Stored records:
***

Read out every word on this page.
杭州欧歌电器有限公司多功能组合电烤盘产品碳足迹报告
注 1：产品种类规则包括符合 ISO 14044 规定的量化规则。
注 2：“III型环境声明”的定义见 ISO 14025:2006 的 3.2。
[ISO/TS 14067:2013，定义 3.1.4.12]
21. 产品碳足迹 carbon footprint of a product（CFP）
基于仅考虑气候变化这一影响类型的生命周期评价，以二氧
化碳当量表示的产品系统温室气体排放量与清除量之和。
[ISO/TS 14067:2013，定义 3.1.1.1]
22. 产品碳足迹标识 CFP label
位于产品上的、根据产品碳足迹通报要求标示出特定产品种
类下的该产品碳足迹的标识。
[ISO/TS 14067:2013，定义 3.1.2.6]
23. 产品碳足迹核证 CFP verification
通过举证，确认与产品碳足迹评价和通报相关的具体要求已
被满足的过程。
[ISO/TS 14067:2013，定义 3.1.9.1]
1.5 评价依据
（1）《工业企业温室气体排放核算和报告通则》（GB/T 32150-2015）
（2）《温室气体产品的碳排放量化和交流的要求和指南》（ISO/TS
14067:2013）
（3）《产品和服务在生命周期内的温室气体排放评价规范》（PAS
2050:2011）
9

***

Exercise requirements: Give the listing again, word for word.

Output:
Read out every word on this page.
杭州欧歌电器有限公司多功能组合电烤盘产品碳足迹报告
注 1：产品种类规则包括符合 ISO 14044 规定的量化规则。
注 2：“III型环境声明”的定义见 ISO 14025:2006 的 3.2。
[ISO/TS 14067:2013，定义 3.1.4.12]
21. 产品碳足迹 carbon footprint of a product（CFP）
基于仅考虑气候变化这一影响类型的生命周期评价，以二氧
化碳当量表示的产品系统温室气体排放量与清除量之和。
[ISO/TS 14067:2013，定义 3.1.1.1]
22. 产品碳足迹标识 CFP label
位于产品上的、根据产品碳足迹通报要求标示出特定产品种
类下的该产品碳足迹的标识。
[ISO/TS 14067:2013，定义 3.1.2.6]
23. 产品碳足迹核证 CFP verification
通过举证，确认与产品碳足迹评价和通报相关的具体要求已
被满足的过程。
[ISO/TS 14067:2013，定义 3.1.9.1]
1.5 评价依据
（1）《工业企业温室气体排放核算和报告通则》（GB/T 32150-2015）
（2）《温室气体产品的碳排放量化和交流的要求和指南》（ISO/TS
14067:2013）
（3）《产品和服务在生命周期内的温室气体排放评价规范》（PAS
2050:2011）
9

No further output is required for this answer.